• [Given instruction] Of the lines in the data below, count the ones holding the string "fauna", and answer with that number only.

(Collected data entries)
§ §

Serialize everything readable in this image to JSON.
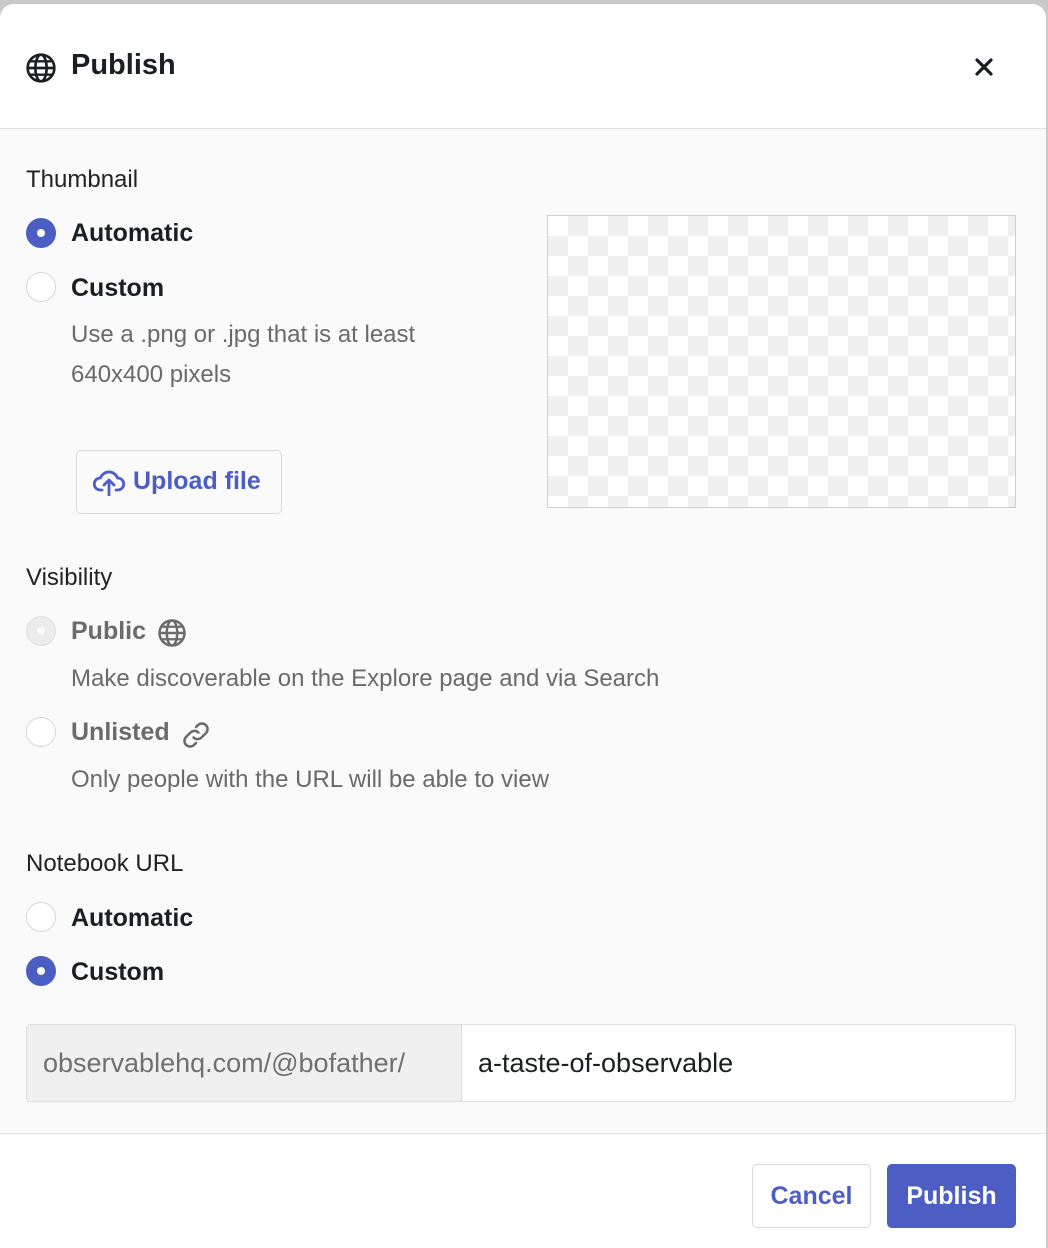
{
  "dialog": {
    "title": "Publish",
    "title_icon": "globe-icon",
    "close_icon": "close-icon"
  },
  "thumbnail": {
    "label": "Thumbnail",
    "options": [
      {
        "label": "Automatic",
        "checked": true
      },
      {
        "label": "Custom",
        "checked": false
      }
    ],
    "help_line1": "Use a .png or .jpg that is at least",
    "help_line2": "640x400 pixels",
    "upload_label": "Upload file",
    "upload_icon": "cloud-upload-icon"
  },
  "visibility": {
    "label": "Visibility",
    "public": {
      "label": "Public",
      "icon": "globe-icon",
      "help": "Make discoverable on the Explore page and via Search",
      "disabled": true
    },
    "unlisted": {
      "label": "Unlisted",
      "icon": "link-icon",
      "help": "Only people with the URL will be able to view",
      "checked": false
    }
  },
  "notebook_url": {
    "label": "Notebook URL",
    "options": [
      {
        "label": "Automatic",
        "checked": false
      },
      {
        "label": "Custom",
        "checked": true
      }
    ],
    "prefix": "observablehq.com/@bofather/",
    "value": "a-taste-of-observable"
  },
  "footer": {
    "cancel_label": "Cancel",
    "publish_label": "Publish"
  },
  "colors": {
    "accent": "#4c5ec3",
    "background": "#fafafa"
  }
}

§ §

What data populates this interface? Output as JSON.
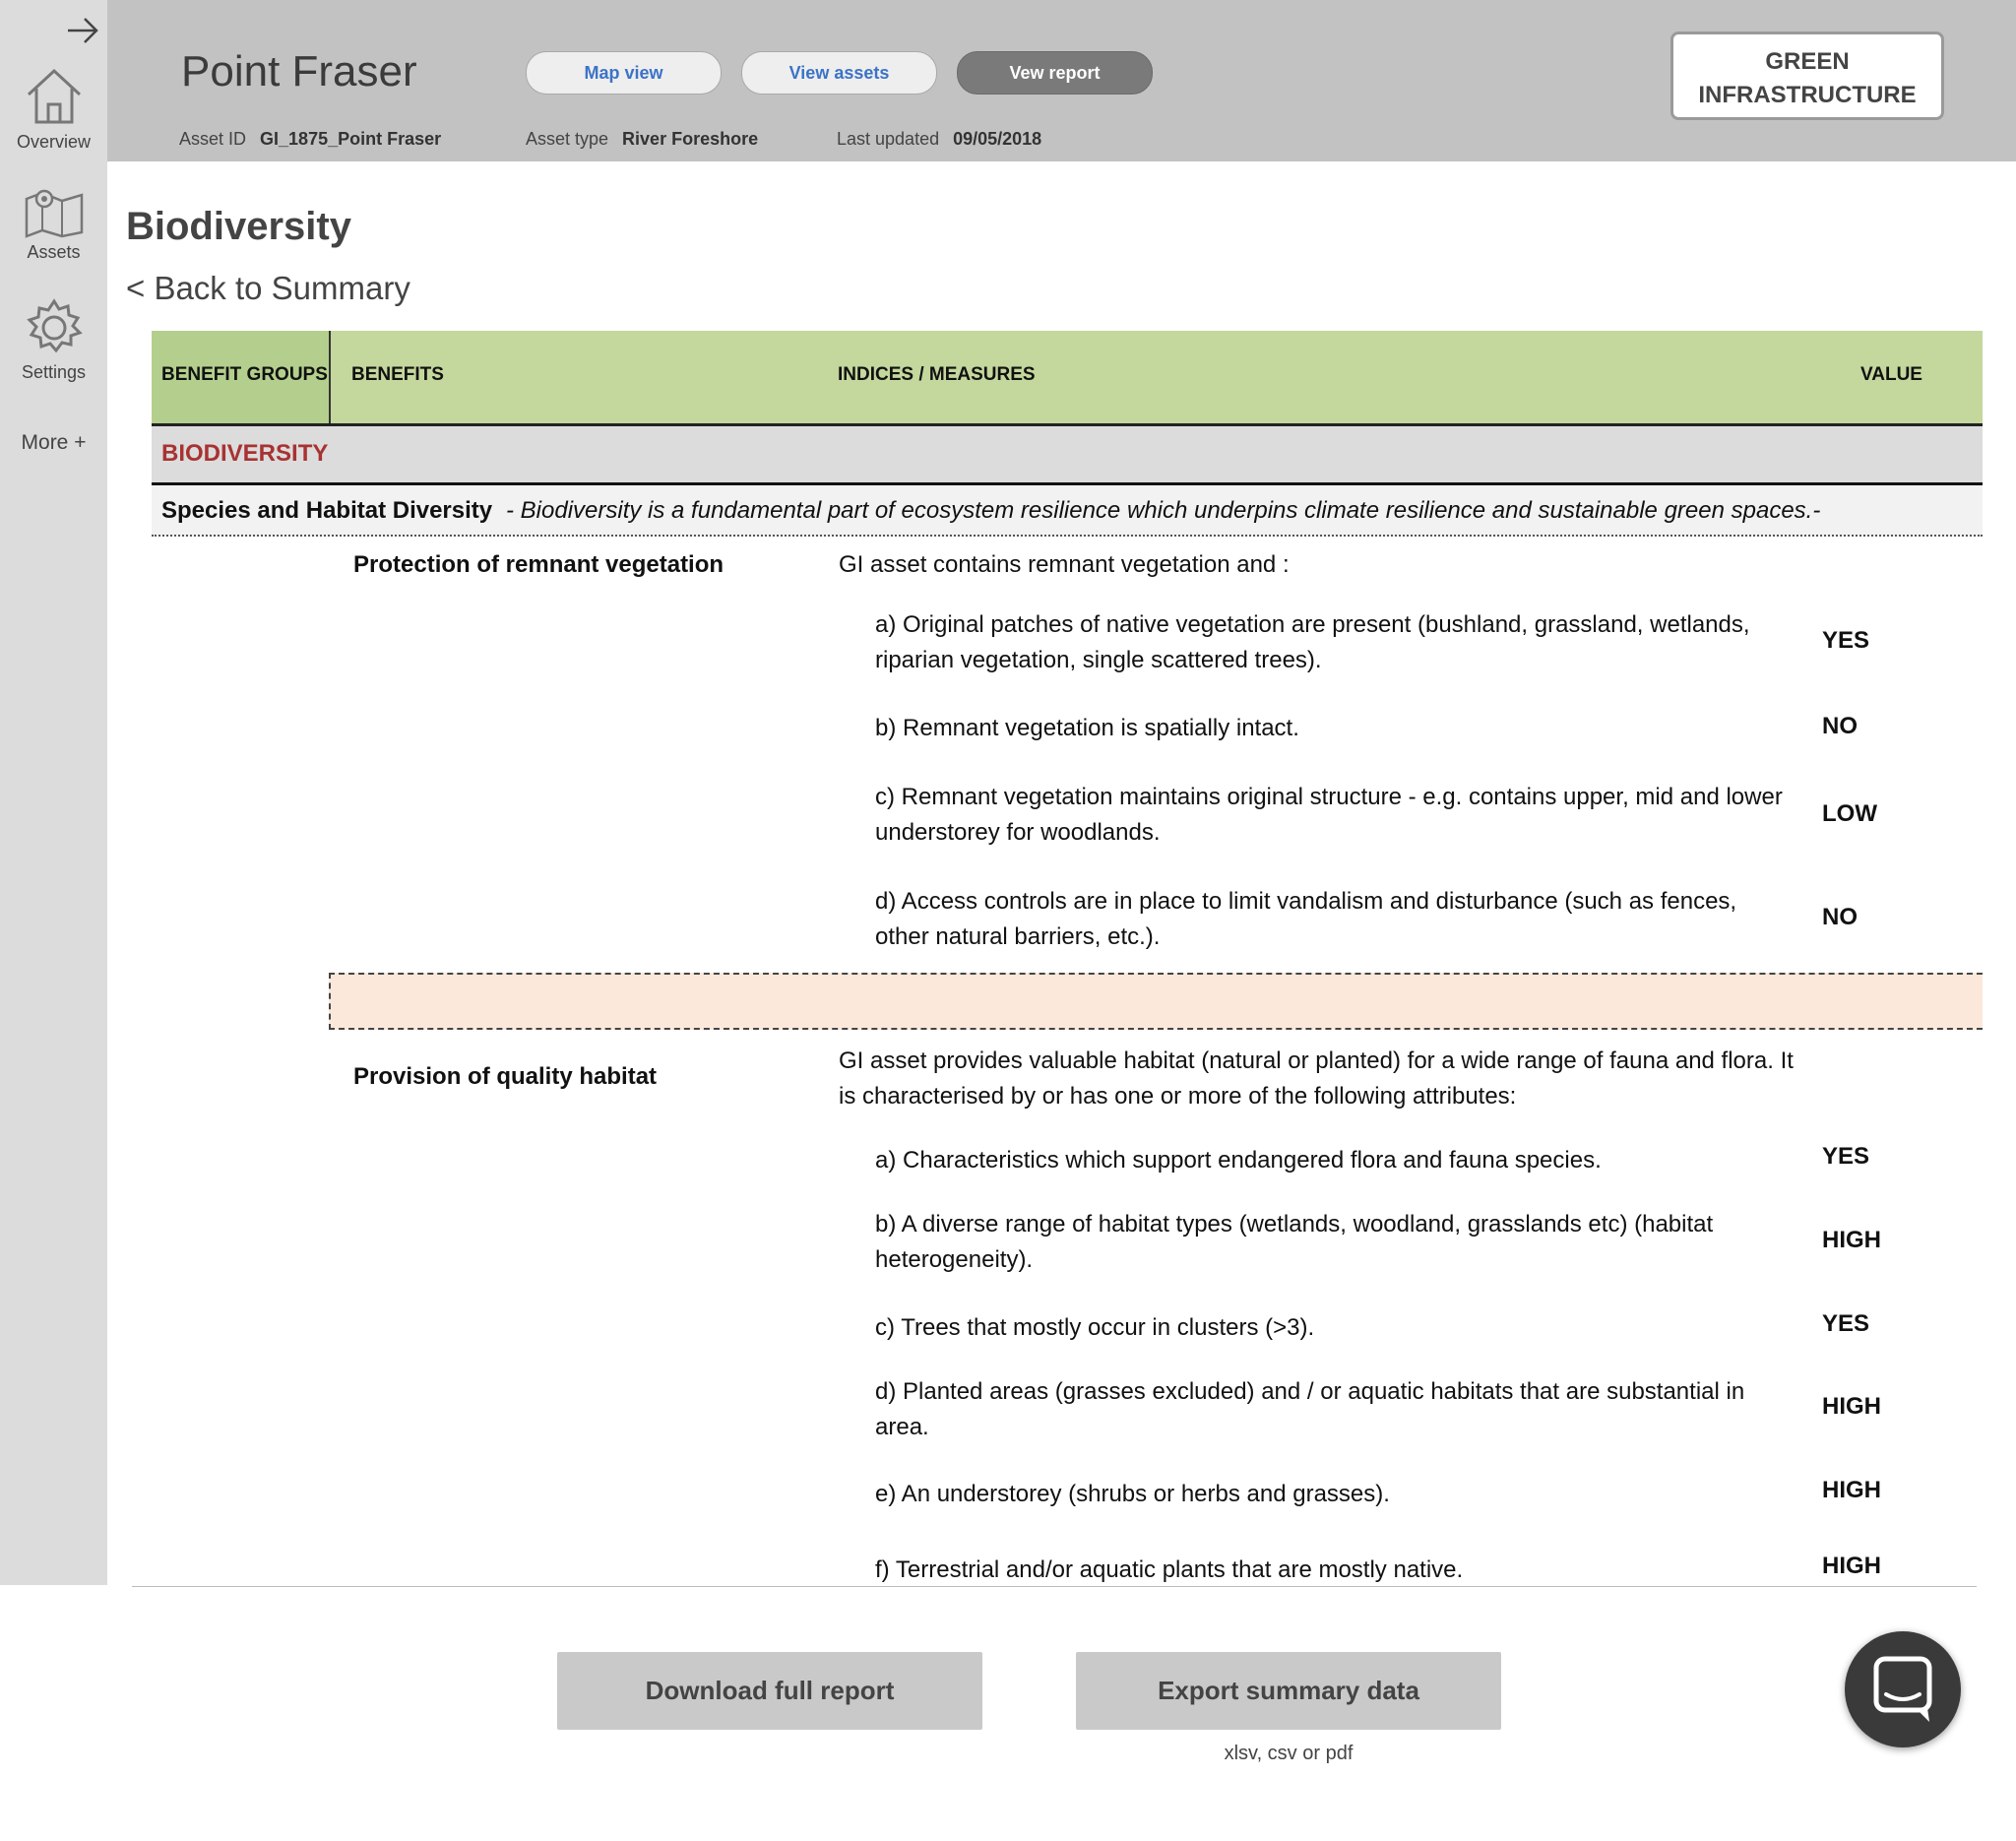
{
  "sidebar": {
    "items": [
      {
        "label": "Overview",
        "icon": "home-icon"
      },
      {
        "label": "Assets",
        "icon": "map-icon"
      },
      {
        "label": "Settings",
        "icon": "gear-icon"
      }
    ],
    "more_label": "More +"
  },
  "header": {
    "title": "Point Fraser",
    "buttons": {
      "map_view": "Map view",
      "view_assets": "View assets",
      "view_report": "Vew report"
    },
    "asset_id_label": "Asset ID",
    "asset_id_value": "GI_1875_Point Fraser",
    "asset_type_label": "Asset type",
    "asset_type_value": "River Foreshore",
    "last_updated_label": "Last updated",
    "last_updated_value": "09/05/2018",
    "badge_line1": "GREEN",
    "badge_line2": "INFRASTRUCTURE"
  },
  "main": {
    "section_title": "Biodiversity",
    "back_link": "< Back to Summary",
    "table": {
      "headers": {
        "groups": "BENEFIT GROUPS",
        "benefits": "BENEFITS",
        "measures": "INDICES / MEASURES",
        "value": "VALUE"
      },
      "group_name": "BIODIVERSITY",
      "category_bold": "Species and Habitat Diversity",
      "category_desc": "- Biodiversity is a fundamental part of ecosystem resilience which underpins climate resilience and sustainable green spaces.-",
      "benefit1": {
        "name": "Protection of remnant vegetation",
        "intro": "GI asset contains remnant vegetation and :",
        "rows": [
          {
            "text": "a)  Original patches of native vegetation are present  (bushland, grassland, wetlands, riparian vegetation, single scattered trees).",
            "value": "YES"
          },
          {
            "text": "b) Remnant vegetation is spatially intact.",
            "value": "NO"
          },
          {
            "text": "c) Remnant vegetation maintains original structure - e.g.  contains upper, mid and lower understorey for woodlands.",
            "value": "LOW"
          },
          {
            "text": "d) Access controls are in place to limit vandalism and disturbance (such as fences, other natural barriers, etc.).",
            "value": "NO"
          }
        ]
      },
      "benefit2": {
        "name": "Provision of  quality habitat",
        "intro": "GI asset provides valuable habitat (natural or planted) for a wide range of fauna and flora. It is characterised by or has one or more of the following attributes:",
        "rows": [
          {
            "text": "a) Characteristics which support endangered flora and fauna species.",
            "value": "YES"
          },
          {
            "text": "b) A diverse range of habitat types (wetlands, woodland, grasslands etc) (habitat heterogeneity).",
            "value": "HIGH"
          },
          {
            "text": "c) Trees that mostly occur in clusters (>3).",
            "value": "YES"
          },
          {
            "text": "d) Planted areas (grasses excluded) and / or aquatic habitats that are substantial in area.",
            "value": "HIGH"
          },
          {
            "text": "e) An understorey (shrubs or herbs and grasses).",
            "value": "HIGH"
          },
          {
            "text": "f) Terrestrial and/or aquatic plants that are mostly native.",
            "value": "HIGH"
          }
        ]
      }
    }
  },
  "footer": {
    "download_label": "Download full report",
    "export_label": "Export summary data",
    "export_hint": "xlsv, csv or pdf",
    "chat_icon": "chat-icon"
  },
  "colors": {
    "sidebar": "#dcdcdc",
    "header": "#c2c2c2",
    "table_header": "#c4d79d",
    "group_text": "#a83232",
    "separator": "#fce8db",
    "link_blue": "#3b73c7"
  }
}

§ §

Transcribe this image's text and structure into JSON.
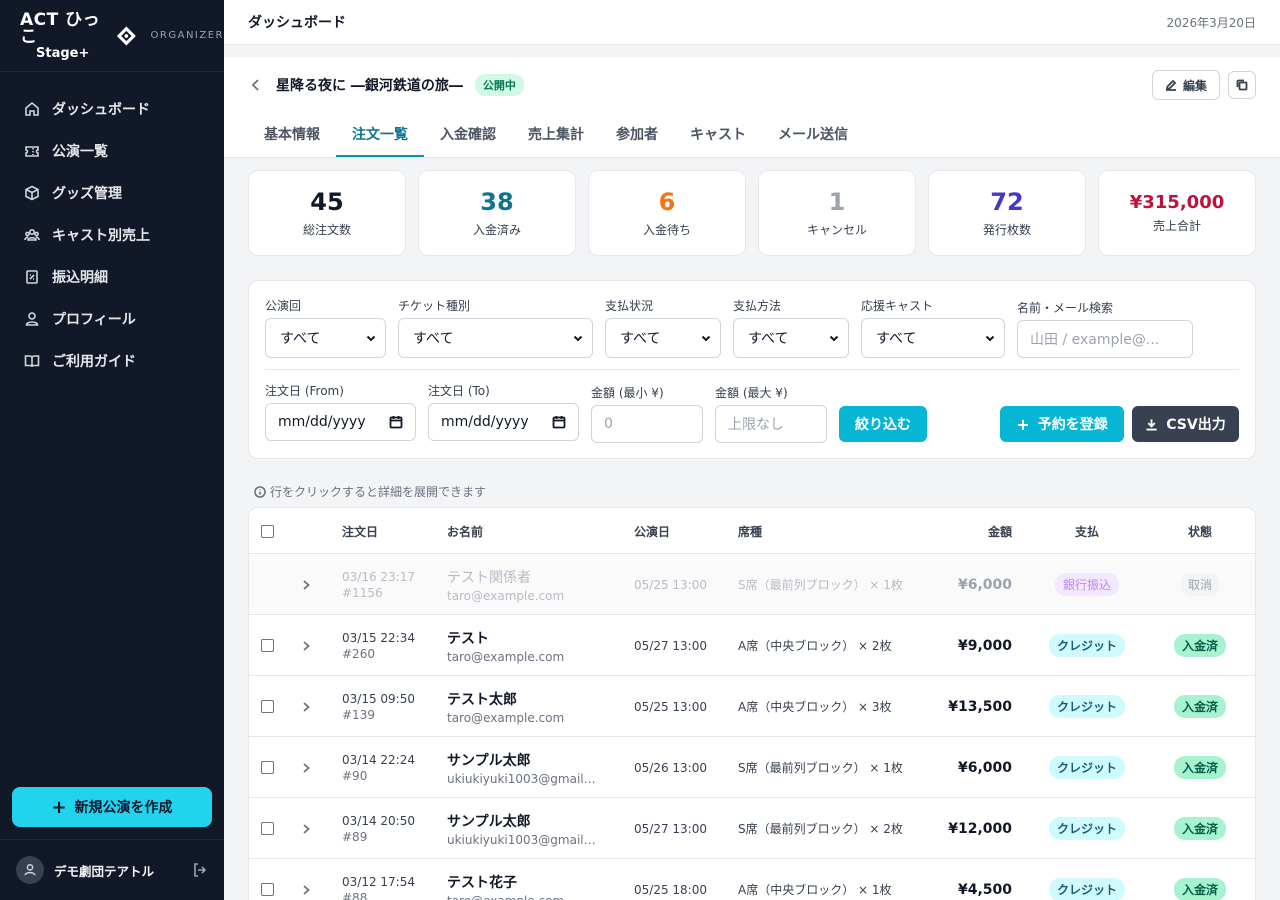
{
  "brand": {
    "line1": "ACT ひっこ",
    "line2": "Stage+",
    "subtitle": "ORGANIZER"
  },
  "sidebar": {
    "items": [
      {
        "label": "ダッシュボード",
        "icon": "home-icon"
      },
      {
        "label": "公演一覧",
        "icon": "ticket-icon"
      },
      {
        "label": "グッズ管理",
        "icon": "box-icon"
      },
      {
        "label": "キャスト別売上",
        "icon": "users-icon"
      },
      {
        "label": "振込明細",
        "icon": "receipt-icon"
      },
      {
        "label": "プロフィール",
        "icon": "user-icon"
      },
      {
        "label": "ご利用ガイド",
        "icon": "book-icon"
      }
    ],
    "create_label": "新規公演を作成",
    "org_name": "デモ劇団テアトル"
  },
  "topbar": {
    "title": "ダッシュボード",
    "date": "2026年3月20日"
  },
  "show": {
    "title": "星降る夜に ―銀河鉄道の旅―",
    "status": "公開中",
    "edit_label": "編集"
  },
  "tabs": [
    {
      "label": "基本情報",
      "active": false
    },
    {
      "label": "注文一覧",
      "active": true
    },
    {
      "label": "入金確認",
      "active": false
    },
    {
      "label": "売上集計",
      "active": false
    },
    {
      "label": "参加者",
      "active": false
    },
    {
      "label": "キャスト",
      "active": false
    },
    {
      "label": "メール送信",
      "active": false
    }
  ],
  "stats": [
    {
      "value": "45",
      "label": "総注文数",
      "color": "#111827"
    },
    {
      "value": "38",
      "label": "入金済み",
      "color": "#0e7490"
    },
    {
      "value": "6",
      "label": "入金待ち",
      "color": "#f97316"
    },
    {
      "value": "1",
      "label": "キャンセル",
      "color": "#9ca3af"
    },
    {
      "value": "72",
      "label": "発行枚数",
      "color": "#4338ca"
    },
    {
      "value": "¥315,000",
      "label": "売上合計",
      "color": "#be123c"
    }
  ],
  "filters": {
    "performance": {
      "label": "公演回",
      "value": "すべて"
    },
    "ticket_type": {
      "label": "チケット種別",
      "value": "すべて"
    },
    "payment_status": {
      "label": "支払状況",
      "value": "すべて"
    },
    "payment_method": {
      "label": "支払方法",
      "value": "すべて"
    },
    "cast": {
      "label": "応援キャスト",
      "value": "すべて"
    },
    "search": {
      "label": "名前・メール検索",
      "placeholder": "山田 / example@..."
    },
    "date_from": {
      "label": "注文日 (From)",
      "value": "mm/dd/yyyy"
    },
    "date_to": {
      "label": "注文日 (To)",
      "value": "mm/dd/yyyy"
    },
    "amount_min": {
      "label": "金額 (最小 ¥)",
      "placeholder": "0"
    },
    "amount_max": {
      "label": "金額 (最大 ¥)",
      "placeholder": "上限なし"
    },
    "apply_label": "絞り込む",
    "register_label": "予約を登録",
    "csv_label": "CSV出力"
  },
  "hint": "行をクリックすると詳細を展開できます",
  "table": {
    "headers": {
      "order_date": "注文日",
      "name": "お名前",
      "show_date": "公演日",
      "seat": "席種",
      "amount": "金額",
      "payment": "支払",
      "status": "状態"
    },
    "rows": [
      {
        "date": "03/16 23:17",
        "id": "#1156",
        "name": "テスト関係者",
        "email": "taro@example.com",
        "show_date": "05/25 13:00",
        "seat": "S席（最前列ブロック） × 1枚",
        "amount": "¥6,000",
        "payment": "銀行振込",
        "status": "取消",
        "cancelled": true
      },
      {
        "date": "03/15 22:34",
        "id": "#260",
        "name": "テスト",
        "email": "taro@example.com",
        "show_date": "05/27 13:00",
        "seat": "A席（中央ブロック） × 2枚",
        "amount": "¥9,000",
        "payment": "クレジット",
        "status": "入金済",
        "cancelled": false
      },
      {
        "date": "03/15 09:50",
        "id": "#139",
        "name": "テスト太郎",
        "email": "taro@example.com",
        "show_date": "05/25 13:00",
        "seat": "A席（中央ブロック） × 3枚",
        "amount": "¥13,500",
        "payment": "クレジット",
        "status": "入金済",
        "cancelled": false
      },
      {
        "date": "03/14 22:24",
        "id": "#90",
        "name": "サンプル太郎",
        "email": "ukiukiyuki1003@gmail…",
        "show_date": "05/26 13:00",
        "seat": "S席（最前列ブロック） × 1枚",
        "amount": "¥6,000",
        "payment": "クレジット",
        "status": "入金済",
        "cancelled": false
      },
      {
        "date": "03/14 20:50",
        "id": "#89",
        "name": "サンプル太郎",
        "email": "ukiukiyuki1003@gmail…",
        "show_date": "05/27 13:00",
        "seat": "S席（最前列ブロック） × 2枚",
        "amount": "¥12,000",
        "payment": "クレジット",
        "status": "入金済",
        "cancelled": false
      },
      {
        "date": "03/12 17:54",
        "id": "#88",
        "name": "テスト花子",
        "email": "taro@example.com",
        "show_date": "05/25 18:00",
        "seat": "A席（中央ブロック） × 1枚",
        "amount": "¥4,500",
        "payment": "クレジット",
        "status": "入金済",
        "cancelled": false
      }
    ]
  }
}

§ §

• [Answer] 2